Reproduce the records verbatim, beginning at the line that contains "dialog-body: Input &" and stopping after the line that contains "tab-files[interactable]: Files [62,130,102,151]".
--- START ---
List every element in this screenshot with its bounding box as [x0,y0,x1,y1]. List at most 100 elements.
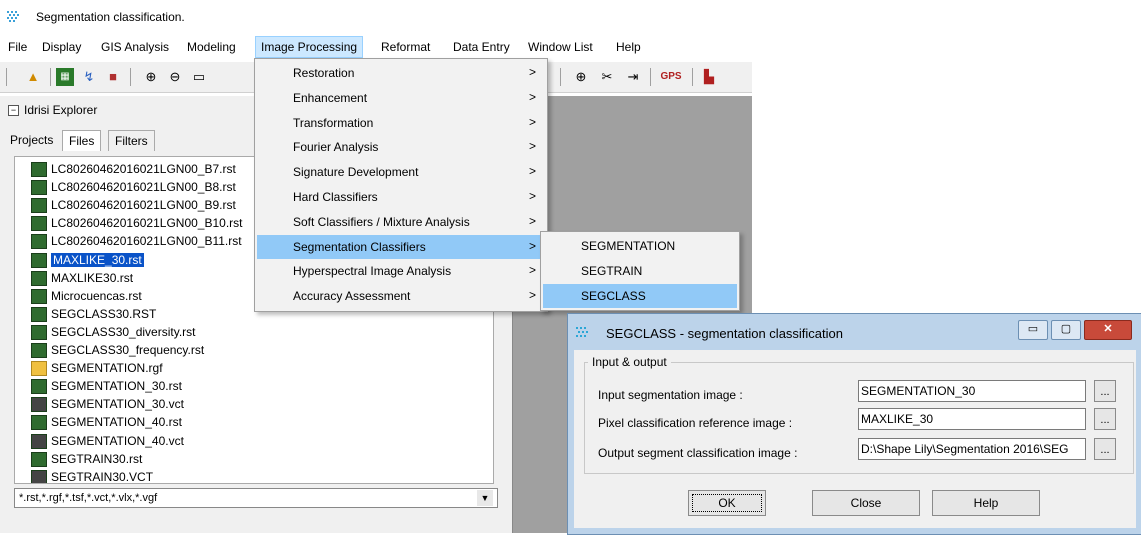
dialog-body: Input & output Input segmentation image … [574,350,1136,528]
layers-icon[interactable]: ■ [104,68,122,86]
help-button[interactable]: Help [932,490,1040,516]
tab-projects[interactable]: Projects [4,130,59,150]
map-icon[interactable]: ▦ [56,68,74,86]
zoom-in-icon[interactable]: ⊕ [142,68,160,86]
menu-display[interactable]: Display [42,40,81,54]
zoom-out-icon[interactable]: ⊖ [166,68,184,86]
file-list-item[interactable]: SEGMENTATION_40.rst [31,414,182,431]
file-list-item[interactable]: MAXLIKE_30.rst [31,252,144,268]
file-name: SEGCLASS30_frequency.rst [51,343,205,357]
raster-file-icon [31,324,47,340]
collapse-icon[interactable]: − [8,105,19,116]
chevron-right-icon: > [529,65,537,79]
app-logo-icon [574,325,590,341]
input-segmentation-field[interactable]: SEGMENTATION_30 [858,380,1086,402]
tab-files[interactable]: Files [62,130,102,151]
crosshair-icon[interactable]: ⊕ [572,68,590,86]
chevron-right-icon: > [529,164,537,179]
menu-item[interactable]: Enhancement > [257,86,545,110]
raster-file-icon [31,306,47,322]
file-name: MAXLIKE30.rst [51,270,134,285]
vector-icon[interactable]: ↯ [80,68,98,86]
browse-button[interactable]: ... [1094,408,1116,430]
file-list-item[interactable]: LC80260462016021LGN00_B8.rst [31,179,236,196]
menu-bar: File Display GIS Analysis Modeling Image… [0,36,752,58]
menu-item[interactable]: Transformation > [257,111,545,135]
file-name: LC80260462016021LGN00_B11.rst [51,234,242,249]
menu-item-label: Signature Development [293,165,419,180]
file-list-item[interactable]: LC80260462016021LGN00_B9.rst [31,197,236,214]
menu-item-label: Hyperspectral Image Analysis [293,264,452,279]
menu-item[interactable]: Soft Classifiers / Mixture Analysis > [257,210,545,234]
file-list-item[interactable]: LC80260462016021LGN00_B11.rst [31,233,242,250]
dropdown-arrow-icon[interactable]: ▼ [477,490,493,506]
vector-file-icon [31,433,47,449]
output-classification-field[interactable]: D:\Shape Lily\Segmentation 2016\SEG [858,438,1086,460]
menu-item[interactable]: Hyperspectral Image Analysis > [257,259,545,283]
raster-file-icon [31,234,47,250]
close-button[interactable]: Close [812,490,920,516]
menu-item[interactable]: Hard Classifiers > [257,185,545,209]
file-list-item[interactable]: SEGCLASS30_diversity.rst [31,324,196,340]
minimize-icon[interactable]: ▭ [1018,320,1048,340]
gps-icon[interactable]: GPS [658,68,684,86]
menu-item[interactable]: Fourier Analysis > [257,135,545,159]
pan-icon[interactable]: ⇥ [624,68,642,86]
file-list-item[interactable]: MAXLIKE30.rst [31,270,134,286]
menu-gis-analysis[interactable]: GIS Analysis [101,40,169,54]
menu-modeling[interactable]: Modeling [187,40,236,54]
pixel-reference-field[interactable]: MAXLIKE_30 [858,408,1086,430]
file-list-item[interactable]: SEGMENTATION_30.rst [31,378,182,395]
menu-data-entry[interactable]: Data Entry [453,40,510,54]
toolbar-separator [650,68,651,86]
file-list-item[interactable]: SEGCLASS30.RST [31,306,156,322]
file-name: MAXLIKE_30.rst [51,252,144,267]
tab-filters[interactable]: Filters [108,130,155,151]
raster-file-icon [31,252,47,268]
menu-item[interactable]: Signature Development > [257,160,545,184]
file-list-item[interactable]: SEGTRAIN30.rst [31,451,142,467]
window-title: Segmentation classification. [36,10,185,24]
chevron-right-icon: > [529,213,537,228]
close-icon[interactable]: ✕ [1084,320,1132,340]
submenu-item[interactable]: SEGCLASS [543,284,737,308]
submenu-item[interactable]: SEGTRAIN [543,259,737,283]
ok-button[interactable]: OK [688,490,766,516]
open-icon[interactable]: ▲ [24,68,42,86]
file-list-item[interactable]: SEGTRAIN30.VCT [31,469,153,483]
menu-file[interactable]: File [8,40,27,54]
submenu-item[interactable]: SEGMENTATION [543,234,737,258]
menu-item[interactable]: Segmentation Classifiers > [257,234,545,259]
file-name: SEGCLASS30_diversity.rst [51,324,196,339]
file-filter-combo[interactable]: *.rst,*.rgf,*.tsf,*.vct,*.vlx,*.vgf ▼ [14,488,498,508]
menu-window-list[interactable]: Window List [528,40,593,54]
file-list-item[interactable]: SEGCLASS30_frequency.rst [31,342,205,358]
menu-item[interactable]: Accuracy Assessment > [257,284,545,308]
menu-help[interactable]: Help [616,40,641,54]
measure-icon[interactable]: ✂ [598,68,616,86]
browse-button[interactable]: ... [1094,380,1116,402]
chevron-right-icon: > [529,114,537,129]
file-list-item[interactable]: LC80260462016021LGN00_B7.rst [31,161,236,177]
ok-button-label: OK [692,494,762,512]
raster-file-icon [31,162,47,177]
menu-image-processing[interactable]: Image Processing [255,36,364,58]
explorer-title: Idrisi Explorer [24,103,98,117]
file-list-item[interactable]: SEGMENTATION_40.vct [31,433,184,449]
menu-reformat[interactable]: Reformat [381,40,430,54]
title-bar: Segmentation classification. [0,0,752,34]
vector-file-icon [31,469,47,483]
menu-item[interactable]: Restoration > [257,61,545,85]
browse-button[interactable]: ... [1094,438,1116,460]
raster-file-icon [31,216,47,232]
window-icon[interactable]: ▭ [190,68,208,86]
maximize-icon[interactable]: ▢ [1051,320,1081,340]
raster-file-icon [31,379,47,395]
histogram-icon[interactable]: ▙ [700,68,718,86]
file-list-item[interactable]: LC80260462016021LGN00_B10.rst [31,215,242,232]
menu-item-label: Accuracy Assessment [293,289,411,304]
file-list-item[interactable]: SEGMENTATION_30.vct [31,396,184,413]
file-list-item[interactable]: Microcuencas.rst [31,288,142,304]
submenu-item-label: SEGCLASS [581,289,646,303]
file-list-item[interactable]: SEGMENTATION.rgf [31,360,163,377]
--- END ---
Solution to the problem
dialog-body: Input & output Input segmentation image … [574,350,1136,528]
layers-icon[interactable]: ■ [104,68,122,86]
help-button[interactable]: Help [932,490,1040,516]
tab-projects[interactable]: Projects [4,130,59,150]
map-icon[interactable]: ▦ [56,68,74,86]
zoom-in-icon[interactable]: ⊕ [142,68,160,86]
menu-display[interactable]: Display [42,40,81,54]
zoom-out-icon[interactable]: ⊖ [166,68,184,86]
file-list-item[interactable]: SEGMENTATION_40.rst [31,414,182,431]
file-list-item[interactable]: MAXLIKE_30.rst [31,252,144,268]
file-name: SEGCLASS30_frequency.rst [51,343,205,357]
raster-file-icon [31,324,47,340]
collapse-icon[interactable]: − [8,105,19,116]
chevron-right-icon: > [529,65,537,79]
app-logo-icon [574,325,590,341]
input-segmentation-field[interactable]: SEGMENTATION_30 [858,380,1086,402]
tab-files[interactable]: Files [62,130,102,151]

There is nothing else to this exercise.